#### What to do:
Only a number is wanted: how many lines of the entries include the string "fridge"?

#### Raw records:

** START **

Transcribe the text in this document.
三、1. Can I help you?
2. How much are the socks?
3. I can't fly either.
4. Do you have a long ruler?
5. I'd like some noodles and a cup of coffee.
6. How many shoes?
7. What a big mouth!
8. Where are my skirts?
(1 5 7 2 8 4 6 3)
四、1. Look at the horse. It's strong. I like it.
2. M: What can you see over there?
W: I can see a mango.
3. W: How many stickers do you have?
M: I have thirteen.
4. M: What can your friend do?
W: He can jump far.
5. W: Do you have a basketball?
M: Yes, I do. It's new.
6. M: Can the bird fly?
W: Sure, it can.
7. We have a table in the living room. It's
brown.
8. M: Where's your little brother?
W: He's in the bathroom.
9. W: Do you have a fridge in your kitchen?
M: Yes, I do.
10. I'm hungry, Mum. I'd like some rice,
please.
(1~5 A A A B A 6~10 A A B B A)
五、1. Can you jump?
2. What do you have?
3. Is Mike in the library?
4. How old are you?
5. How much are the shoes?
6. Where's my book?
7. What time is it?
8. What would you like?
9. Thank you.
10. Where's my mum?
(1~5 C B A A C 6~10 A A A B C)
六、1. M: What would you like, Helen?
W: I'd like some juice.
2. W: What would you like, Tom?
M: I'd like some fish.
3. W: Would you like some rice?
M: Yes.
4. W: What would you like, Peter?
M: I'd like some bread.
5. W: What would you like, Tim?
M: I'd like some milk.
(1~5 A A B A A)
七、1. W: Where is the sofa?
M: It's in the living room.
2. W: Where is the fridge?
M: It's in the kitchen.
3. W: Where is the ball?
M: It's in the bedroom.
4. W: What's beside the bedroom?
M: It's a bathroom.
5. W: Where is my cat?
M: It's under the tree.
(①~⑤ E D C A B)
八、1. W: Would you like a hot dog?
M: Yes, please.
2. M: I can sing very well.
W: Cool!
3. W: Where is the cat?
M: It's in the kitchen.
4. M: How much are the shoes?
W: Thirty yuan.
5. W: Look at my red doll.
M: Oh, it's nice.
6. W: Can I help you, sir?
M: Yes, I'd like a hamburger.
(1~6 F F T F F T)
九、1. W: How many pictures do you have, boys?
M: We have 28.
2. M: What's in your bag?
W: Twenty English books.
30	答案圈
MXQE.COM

** END **

#### Written solution:
2